Exercise brief: Please copy the records from the line containing "y-left-axis-ticks: 4 3" through the line containing "x-tick-label: 9.5 bbox=[1320, 721, 1344, 739]", both lines included, without any changes.

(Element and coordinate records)
— Start —

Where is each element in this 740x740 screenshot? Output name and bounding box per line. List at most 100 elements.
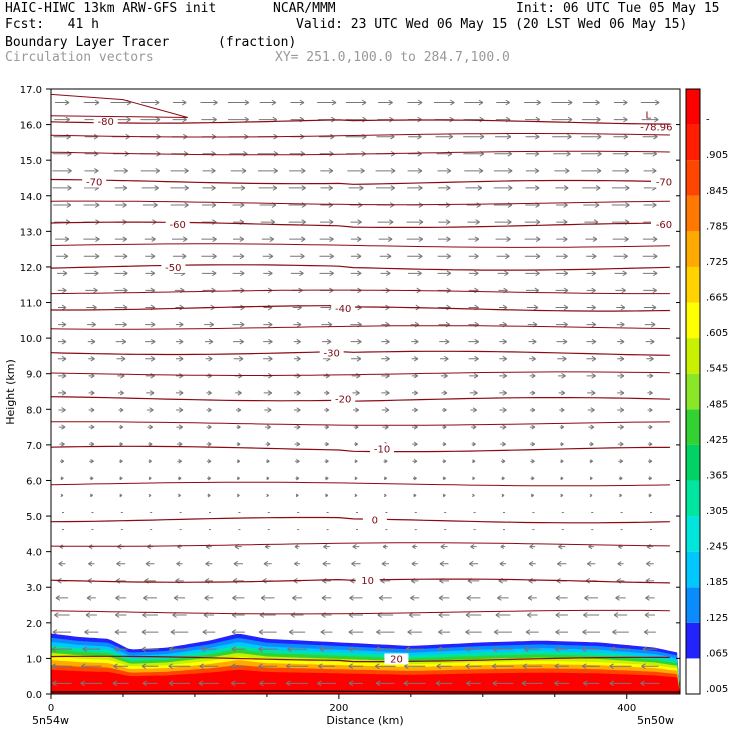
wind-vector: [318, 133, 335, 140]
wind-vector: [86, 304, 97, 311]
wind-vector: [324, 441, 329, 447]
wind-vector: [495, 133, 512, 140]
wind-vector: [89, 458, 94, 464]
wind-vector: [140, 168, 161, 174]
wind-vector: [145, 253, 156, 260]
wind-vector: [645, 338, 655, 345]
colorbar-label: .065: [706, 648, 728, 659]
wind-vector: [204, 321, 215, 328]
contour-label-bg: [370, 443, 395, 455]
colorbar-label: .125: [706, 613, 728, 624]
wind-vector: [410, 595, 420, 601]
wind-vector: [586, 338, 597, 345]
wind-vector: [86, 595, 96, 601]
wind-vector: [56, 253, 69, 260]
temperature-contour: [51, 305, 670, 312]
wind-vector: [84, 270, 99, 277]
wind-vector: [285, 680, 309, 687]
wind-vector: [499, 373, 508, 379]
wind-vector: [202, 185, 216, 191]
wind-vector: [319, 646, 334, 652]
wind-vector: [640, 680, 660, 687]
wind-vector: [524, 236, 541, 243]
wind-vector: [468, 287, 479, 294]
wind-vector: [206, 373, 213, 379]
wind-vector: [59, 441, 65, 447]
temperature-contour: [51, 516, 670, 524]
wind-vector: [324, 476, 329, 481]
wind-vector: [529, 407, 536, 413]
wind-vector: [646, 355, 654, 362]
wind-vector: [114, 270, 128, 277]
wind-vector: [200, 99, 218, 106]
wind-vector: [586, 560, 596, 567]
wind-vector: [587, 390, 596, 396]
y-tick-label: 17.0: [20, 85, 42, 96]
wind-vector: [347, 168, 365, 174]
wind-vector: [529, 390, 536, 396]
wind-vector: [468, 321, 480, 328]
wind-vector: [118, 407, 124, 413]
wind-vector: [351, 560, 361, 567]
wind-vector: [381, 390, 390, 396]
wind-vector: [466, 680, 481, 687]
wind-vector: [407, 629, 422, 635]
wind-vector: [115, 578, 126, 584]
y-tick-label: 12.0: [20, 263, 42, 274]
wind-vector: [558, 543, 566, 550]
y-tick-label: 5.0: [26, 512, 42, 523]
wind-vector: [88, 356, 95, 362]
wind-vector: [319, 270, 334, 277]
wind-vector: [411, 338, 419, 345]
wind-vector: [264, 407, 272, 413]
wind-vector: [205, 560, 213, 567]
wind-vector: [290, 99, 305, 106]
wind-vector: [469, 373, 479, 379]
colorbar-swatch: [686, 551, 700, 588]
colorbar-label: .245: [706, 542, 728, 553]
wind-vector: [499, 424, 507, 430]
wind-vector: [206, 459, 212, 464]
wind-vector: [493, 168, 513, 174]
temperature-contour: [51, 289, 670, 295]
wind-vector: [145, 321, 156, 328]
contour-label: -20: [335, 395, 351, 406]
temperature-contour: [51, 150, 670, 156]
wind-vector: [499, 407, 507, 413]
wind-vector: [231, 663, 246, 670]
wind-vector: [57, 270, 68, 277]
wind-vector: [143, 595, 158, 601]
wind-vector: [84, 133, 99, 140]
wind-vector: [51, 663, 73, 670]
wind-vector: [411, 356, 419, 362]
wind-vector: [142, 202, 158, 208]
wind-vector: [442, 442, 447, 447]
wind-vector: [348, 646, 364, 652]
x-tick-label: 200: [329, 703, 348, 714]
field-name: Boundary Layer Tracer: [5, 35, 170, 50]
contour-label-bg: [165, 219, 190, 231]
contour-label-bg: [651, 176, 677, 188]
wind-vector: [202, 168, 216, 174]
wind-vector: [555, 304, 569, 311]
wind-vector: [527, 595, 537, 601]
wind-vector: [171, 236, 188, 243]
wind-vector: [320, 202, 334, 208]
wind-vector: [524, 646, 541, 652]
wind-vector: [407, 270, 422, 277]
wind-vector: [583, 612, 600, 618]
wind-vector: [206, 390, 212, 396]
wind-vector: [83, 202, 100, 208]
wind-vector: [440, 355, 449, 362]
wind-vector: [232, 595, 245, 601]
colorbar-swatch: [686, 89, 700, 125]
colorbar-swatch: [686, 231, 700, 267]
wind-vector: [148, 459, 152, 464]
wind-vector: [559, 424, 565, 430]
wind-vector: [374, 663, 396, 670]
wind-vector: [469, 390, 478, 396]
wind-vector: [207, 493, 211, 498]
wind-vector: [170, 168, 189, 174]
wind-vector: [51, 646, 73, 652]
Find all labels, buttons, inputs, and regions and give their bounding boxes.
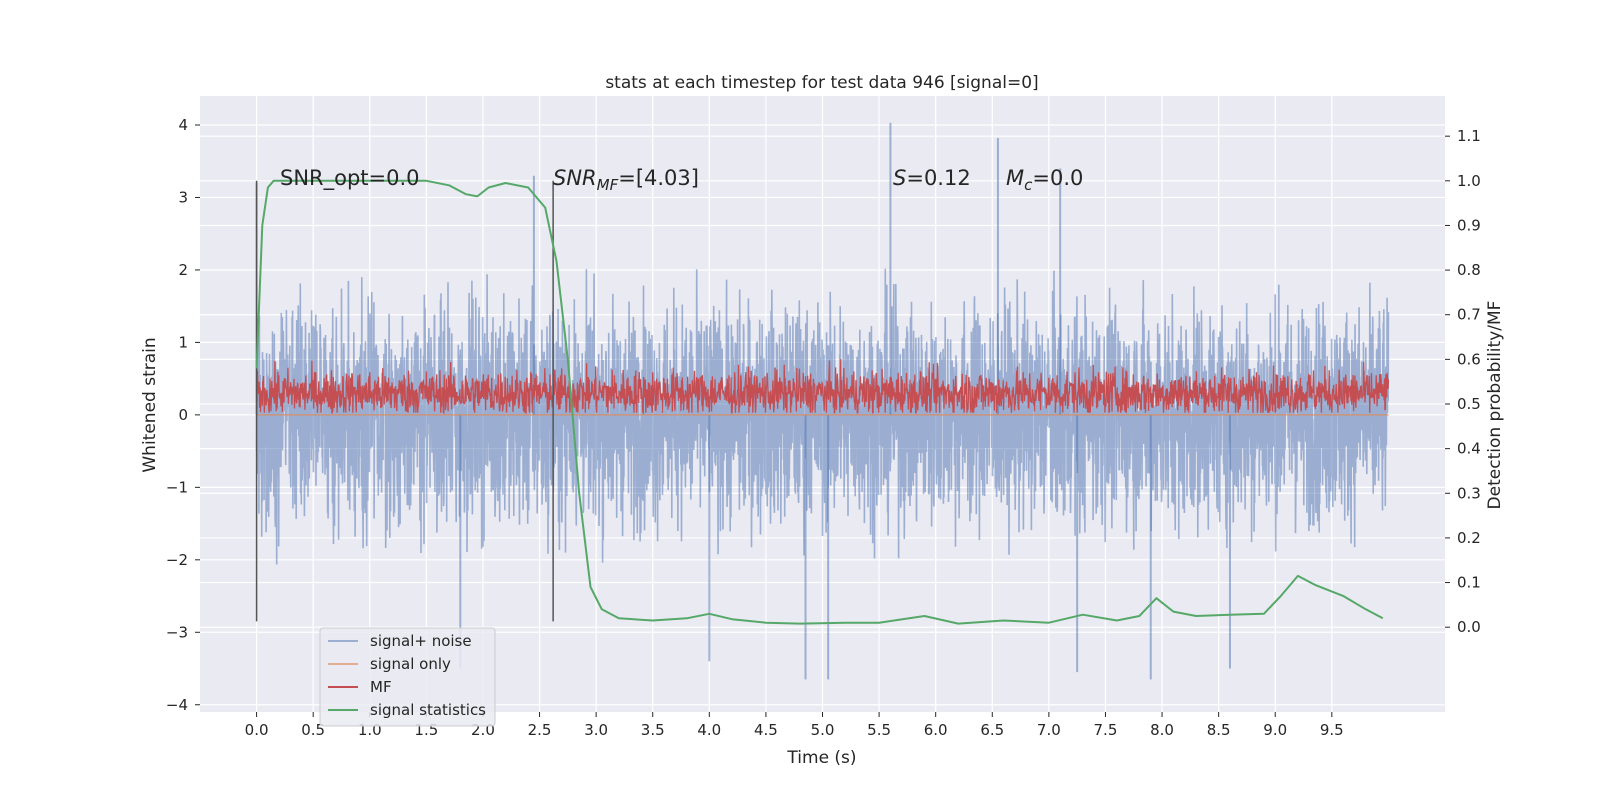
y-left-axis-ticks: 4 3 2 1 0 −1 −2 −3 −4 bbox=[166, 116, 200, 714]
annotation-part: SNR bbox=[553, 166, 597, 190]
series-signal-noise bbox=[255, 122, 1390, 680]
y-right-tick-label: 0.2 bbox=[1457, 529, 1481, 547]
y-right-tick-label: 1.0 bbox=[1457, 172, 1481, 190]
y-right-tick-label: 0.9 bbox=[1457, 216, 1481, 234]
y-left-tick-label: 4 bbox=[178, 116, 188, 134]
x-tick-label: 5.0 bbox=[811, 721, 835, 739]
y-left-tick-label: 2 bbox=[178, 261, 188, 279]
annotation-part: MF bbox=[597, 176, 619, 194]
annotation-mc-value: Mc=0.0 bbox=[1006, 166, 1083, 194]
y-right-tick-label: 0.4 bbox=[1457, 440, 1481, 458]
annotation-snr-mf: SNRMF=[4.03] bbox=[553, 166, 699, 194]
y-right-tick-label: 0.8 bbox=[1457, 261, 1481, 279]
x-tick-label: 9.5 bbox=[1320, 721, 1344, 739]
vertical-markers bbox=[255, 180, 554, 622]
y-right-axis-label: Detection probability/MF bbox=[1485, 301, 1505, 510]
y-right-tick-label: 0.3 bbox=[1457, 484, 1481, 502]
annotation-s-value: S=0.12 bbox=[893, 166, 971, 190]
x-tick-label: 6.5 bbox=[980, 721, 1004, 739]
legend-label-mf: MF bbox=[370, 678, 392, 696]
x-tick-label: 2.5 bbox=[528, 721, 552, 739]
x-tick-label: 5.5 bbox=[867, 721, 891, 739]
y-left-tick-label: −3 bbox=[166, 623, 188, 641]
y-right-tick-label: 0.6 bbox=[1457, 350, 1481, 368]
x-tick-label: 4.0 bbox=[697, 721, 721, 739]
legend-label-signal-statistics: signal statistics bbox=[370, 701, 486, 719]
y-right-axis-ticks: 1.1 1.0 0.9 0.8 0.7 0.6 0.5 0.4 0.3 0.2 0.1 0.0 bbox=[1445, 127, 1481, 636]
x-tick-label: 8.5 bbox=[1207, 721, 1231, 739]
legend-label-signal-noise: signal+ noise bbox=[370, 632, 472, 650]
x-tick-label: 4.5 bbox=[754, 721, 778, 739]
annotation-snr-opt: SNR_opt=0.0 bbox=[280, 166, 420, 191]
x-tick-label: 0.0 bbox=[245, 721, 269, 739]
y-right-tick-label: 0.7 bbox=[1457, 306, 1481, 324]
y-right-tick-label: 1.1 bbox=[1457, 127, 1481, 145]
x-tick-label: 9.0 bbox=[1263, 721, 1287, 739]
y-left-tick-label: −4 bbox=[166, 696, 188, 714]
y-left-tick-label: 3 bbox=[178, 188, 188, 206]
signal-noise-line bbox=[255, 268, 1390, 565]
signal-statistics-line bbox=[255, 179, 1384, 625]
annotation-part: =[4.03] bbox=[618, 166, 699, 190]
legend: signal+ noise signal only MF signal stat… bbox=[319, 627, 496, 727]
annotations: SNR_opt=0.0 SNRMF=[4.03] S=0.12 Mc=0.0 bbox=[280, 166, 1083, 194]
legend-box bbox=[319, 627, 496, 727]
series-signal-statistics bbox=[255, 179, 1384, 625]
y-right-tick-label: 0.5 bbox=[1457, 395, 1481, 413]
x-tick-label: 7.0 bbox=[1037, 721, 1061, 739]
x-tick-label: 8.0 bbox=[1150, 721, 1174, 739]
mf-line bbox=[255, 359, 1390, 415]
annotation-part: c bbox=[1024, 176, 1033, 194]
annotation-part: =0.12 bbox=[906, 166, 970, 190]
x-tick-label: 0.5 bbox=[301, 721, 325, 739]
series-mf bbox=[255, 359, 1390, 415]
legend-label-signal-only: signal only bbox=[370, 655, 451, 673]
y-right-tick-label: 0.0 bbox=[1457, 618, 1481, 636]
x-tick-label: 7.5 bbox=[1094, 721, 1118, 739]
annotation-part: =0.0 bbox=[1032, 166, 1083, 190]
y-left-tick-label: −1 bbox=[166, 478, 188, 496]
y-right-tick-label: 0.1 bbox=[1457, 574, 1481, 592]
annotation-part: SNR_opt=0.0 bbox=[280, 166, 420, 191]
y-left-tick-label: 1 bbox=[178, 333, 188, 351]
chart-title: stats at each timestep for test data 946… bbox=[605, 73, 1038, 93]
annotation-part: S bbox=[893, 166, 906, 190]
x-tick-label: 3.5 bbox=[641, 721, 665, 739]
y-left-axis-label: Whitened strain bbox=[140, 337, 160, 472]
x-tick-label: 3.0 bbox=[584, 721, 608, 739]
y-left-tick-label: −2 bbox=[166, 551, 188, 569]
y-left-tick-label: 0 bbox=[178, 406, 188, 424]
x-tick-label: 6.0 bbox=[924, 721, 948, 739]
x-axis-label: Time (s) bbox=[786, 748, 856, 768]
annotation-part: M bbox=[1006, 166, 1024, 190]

— End —

Response to the task:
y-left-axis-ticks: 4 3 2 1 0 −1 −2 −3 −4 bbox=[166, 116, 200, 714]
annotation-part: SNR bbox=[553, 166, 597, 190]
series-signal-noise bbox=[255, 122, 1390, 680]
y-right-tick-label: 0.2 bbox=[1457, 529, 1481, 547]
y-right-tick-label: 1.0 bbox=[1457, 172, 1481, 190]
y-right-tick-label: 0.9 bbox=[1457, 216, 1481, 234]
y-left-tick-label: 4 bbox=[178, 116, 188, 134]
x-tick-label: 5.0 bbox=[811, 721, 835, 739]
y-left-tick-label: 2 bbox=[178, 261, 188, 279]
annotation-part: MF bbox=[597, 176, 619, 194]
annotation-mc-value: Mc=0.0 bbox=[1006, 166, 1083, 194]
y-right-tick-label: 0.4 bbox=[1457, 440, 1481, 458]
annotation-snr-mf: SNRMF=[4.03] bbox=[553, 166, 699, 194]
y-right-tick-label: 0.8 bbox=[1457, 261, 1481, 279]
x-tick-label: 9.5 bbox=[1320, 721, 1344, 739]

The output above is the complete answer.